• _DIRECTIVE_: Reproduce word for word the lines of the records starting at the line containing "marquee-tool-icon[interactable] [9, 121, 35, 145]" and ending at the line containing "pixel-filter-icon[interactable] [479, 284, 497, 302]", with both of those lines included.

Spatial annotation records
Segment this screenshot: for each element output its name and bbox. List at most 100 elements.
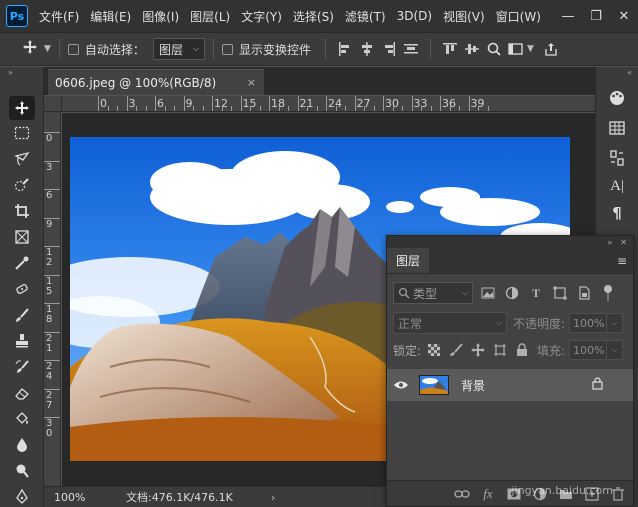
marquee-tool-icon[interactable] [9, 121, 35, 145]
pen-tool-icon[interactable] [9, 485, 35, 507]
eye-icon[interactable] [387, 380, 415, 390]
layer-name[interactable]: 背景 [461, 377, 485, 394]
tab-layers[interactable]: 图层 [387, 248, 430, 273]
chevron-down-icon: ⌵ [495, 318, 502, 327]
ruler-minor-tick [307, 106, 308, 111]
shape-filter-icon[interactable] [551, 284, 569, 302]
move-tool-preset-icon[interactable] [22, 39, 38, 59]
close-button[interactable]: ✕ [610, 2, 638, 30]
quick-selection-tool-icon[interactable] [9, 173, 35, 197]
collapse-panel-icon[interactable]: » [607, 238, 612, 247]
distribute-vertical-icon[interactable] [400, 38, 422, 60]
menu-3d[interactable]: 3D(D) [397, 9, 432, 23]
link-layers-icon[interactable] [453, 485, 471, 503]
menu-edit[interactable]: 编辑(E) [90, 8, 131, 25]
menu-view[interactable]: 视图(V) [443, 8, 485, 25]
type-filter-icon[interactable]: T [527, 284, 545, 302]
align-vertical-centers-icon[interactable] [461, 38, 483, 60]
crop-tool-icon[interactable] [9, 199, 35, 223]
ruler-major-tick [44, 388, 60, 390]
filter-type-dropdown[interactable]: 类型 ⌵ [393, 282, 473, 304]
chevron-down-icon[interactable]: ⌵ [607, 313, 624, 333]
ruler-label: 3 [128, 97, 136, 110]
pixel-filter-icon[interactable] [479, 284, 497, 302]
adjustment-filter-icon[interactable] [503, 284, 521, 302]
chevron-right-icon[interactable]: › [271, 491, 275, 504]
new-group-icon[interactable] [557, 485, 575, 503]
ruler-label: 0 [46, 133, 53, 144]
menu-bar: Ps 文件(F) 编辑(E) 图像(I) 图层(L) 文字(Y) 选择(S) 滤… [0, 0, 638, 32]
align-right-edges-icon[interactable] [378, 38, 400, 60]
new-adjustment-layer-icon[interactable] [531, 485, 549, 503]
show-transform-checkbox[interactable] [221, 43, 233, 55]
menu-layer[interactable]: 图层(L) [190, 8, 230, 25]
minimize-button[interactable]: — [554, 2, 582, 30]
ruler-label: 1 8 [46, 304, 53, 325]
eraser-tool-icon[interactable] [9, 381, 35, 405]
fill-field[interactable]: 100% [569, 340, 608, 360]
eyedropper-tool-icon[interactable] [9, 251, 35, 275]
document-tab-bar: 0606.jpeg @ 100%(RGB/8) × [44, 67, 595, 95]
vertical-ruler[interactable]: 03691 21 51 82 12 42 73 0 [44, 112, 61, 486]
ruler-label: 1 5 [46, 275, 53, 297]
chevron-down-icon[interactable]: ⌵ [607, 340, 624, 360]
move-tool-icon[interactable] [9, 96, 35, 120]
healing-brush-tool-icon[interactable] [9, 277, 35, 301]
clone-stamp-tool-icon[interactable] [9, 329, 35, 353]
close-panel-icon[interactable]: ✕ [620, 238, 627, 247]
lock-all-icon[interactable] [513, 341, 531, 359]
chevron-down-icon[interactable]: ▼ [44, 44, 51, 54]
brush-tool-icon[interactable] [9, 303, 35, 327]
lasso-tool-icon[interactable] [9, 147, 35, 171]
ruler-label: 6 [157, 97, 164, 110]
character-panel-icon[interactable]: A| [605, 175, 629, 197]
filter-toggle-icon[interactable] [599, 284, 617, 302]
adjustments-panel-icon[interactable] [605, 147, 629, 169]
new-layer-icon[interactable] [583, 485, 601, 503]
auto-select-target-dropdown[interactable]: 图层 ⌵ [152, 38, 205, 60]
ruler-minor-tick [335, 106, 337, 111]
menu-filter[interactable]: 滤镜(T) [345, 8, 386, 25]
opacity-field[interactable]: 100% [569, 313, 608, 333]
auto-select-checkbox[interactable] [67, 43, 79, 55]
smart-object-filter-icon[interactable] [575, 284, 593, 302]
blend-mode-dropdown[interactable]: 正常 ⌵ [393, 312, 507, 334]
dodge-tool-icon[interactable] [9, 459, 35, 483]
menu-select[interactable]: 选择(S) [293, 8, 334, 25]
search-icon[interactable] [483, 38, 505, 60]
lock-position-icon[interactable] [469, 341, 487, 359]
chevron-down-icon[interactable]: ▼ [527, 44, 534, 54]
horizontal-ruler[interactable]: 0 3 6 9 12 15 18 21 24 27 30 33 36 39 [62, 96, 595, 112]
expand-panels-icon[interactable]: « [596, 67, 638, 79]
align-horizontal-centers-icon[interactable] [356, 38, 378, 60]
menu-image[interactable]: 图像(I) [142, 8, 179, 25]
menu-type[interactable]: 文字(Y) [241, 8, 282, 25]
menu-window[interactable]: 窗口(W) [496, 8, 541, 25]
paragraph-panel-icon[interactable]: ¶ [605, 202, 629, 224]
color-panel-icon[interactable] [605, 87, 629, 109]
paint-bucket-tool-icon[interactable] [9, 407, 35, 431]
frame-tool-icon[interactable] [9, 225, 35, 249]
layer-style-icon[interactable]: fx [479, 485, 497, 503]
blur-tool-icon[interactable] [9, 433, 35, 457]
zoom-field[interactable]: 100% [44, 491, 94, 504]
delete-layer-icon[interactable] [609, 485, 627, 503]
close-icon[interactable]: × [247, 76, 256, 89]
history-brush-tool-icon[interactable] [9, 355, 35, 379]
swatches-panel-icon[interactable] [605, 117, 629, 139]
panel-menu-icon[interactable]: ≡ [617, 254, 627, 268]
layer-row-background[interactable]: 背景 [387, 369, 633, 401]
lock-image-pixels-icon[interactable] [447, 341, 465, 359]
align-top-edges-icon[interactable] [439, 38, 461, 60]
lock-artboard-icon[interactable] [491, 341, 509, 359]
workspace-icon[interactable] [505, 38, 527, 60]
ruler-minor-tick [288, 106, 289, 111]
lock-transparent-pixels-icon[interactable] [425, 341, 443, 359]
ruler-minor-tick [164, 106, 166, 111]
align-left-edges-icon[interactable] [334, 38, 356, 60]
share-icon[interactable] [540, 38, 562, 60]
add-mask-icon[interactable] [505, 485, 523, 503]
document-tab[interactable]: 0606.jpeg @ 100%(RGB/8) × [48, 69, 264, 95]
restore-button[interactable]: ❐ [582, 2, 610, 30]
menu-file[interactable]: 文件(F) [39, 8, 79, 25]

• _COMPLETE RESPONSE_:
marquee-tool-icon[interactable] [9, 121, 35, 145]
pen-tool-icon[interactable] [9, 485, 35, 507]
eye-icon[interactable] [387, 380, 415, 390]
layer-name[interactable]: 背景 [461, 377, 485, 394]
tab-layers[interactable]: 图层 [387, 248, 430, 273]
chevron-down-icon: ⌵ [495, 318, 502, 327]
ruler-minor-tick [307, 106, 308, 111]
shape-filter-icon[interactable] [551, 284, 569, 302]
move-tool-preset-icon[interactable] [22, 39, 38, 59]
close-button[interactable]: ✕ [610, 2, 638, 30]
quick-selection-tool-icon[interactable] [9, 173, 35, 197]
collapse-panel-icon[interactable]: » [607, 238, 612, 247]
distribute-vertical-icon[interactable] [400, 38, 422, 60]
menu-3d[interactable]: 3D(D) [397, 9, 432, 23]
link-layers-icon[interactable] [453, 485, 471, 503]
menu-edit[interactable]: 编辑(E) [90, 8, 131, 25]
menu-view[interactable]: 视图(V) [443, 8, 485, 25]
type-filter-icon[interactable]: T [527, 284, 545, 302]
align-vertical-centers-icon[interactable] [461, 38, 483, 60]
crop-tool-icon[interactable] [9, 199, 35, 223]
ruler-major-tick [44, 388, 60, 390]
filter-type-dropdown[interactable]: 类型 ⌵ [393, 282, 473, 304]
chevron-down-icon[interactable]: ⌵ [607, 313, 624, 333]
ruler-label: 3 [128, 97, 136, 110]
pixel-filter-icon[interactable] [479, 284, 497, 302]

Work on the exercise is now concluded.